Aim
From the records below, pull each line that has "kelainan".

Extracted entries
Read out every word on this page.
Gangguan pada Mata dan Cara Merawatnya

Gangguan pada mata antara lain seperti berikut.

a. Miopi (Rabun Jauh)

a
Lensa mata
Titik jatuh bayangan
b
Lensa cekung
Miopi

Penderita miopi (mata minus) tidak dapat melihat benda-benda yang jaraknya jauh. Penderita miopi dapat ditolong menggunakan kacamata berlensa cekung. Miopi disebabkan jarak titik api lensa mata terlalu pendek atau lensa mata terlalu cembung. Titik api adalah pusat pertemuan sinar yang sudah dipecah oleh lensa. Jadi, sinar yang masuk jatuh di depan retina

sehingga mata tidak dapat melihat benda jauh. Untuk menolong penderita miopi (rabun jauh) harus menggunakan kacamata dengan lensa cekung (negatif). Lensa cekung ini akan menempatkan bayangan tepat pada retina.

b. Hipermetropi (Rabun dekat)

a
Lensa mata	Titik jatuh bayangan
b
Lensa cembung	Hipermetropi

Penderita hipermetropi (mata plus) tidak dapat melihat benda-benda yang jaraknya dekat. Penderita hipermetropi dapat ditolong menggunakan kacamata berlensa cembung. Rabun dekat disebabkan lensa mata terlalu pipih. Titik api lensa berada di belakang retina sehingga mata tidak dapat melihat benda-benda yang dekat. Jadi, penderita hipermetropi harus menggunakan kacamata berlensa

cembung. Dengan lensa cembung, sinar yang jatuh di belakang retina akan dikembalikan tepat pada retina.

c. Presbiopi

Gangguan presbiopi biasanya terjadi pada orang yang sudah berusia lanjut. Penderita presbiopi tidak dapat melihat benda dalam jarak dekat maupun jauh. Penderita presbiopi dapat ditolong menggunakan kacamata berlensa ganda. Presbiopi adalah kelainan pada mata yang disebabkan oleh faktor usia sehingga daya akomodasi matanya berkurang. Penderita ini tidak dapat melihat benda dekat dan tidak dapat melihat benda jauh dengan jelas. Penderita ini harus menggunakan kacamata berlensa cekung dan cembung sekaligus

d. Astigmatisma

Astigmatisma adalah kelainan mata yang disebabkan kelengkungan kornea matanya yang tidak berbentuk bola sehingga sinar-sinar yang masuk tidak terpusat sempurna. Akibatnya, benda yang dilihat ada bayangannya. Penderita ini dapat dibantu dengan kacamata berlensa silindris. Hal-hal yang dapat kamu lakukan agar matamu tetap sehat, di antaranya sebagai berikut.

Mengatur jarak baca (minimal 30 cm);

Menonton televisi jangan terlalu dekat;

Solution for this exercise
Gangguan presbiopi biasanya terjadi pada orang yang sudah berusia lanjut. Penderita presbiopi tidak dapat melihat benda dalam jarak dekat maupun jauh. Penderita presbiopi dapat ditolong menggunakan kacamata berlensa ganda. Presbiopi adalah kelainan pada mata yang disebabkan oleh faktor usia sehingga daya akomodasi matanya berkurang. Penderita ini tidak dapat melihat benda dekat dan tidak dapat melihat benda jauh dengan jelas. Penderita ini harus menggunakan kacamata berlensa cekung dan cembung sekaligus
Astigmatisma adalah kelainan mata yang disebabkan kelengkungan kornea matanya yang tidak berbentuk bola sehingga sinar-sinar yang masuk tidak terpusat sempurna. Akibatnya, benda yang dilihat ada bayangannya. Penderita ini dapat dibantu dengan kacamata berlensa silindris. Hal-hal yang dapat kamu lakukan agar matamu tetap sehat, di antaranya sebagai berikut.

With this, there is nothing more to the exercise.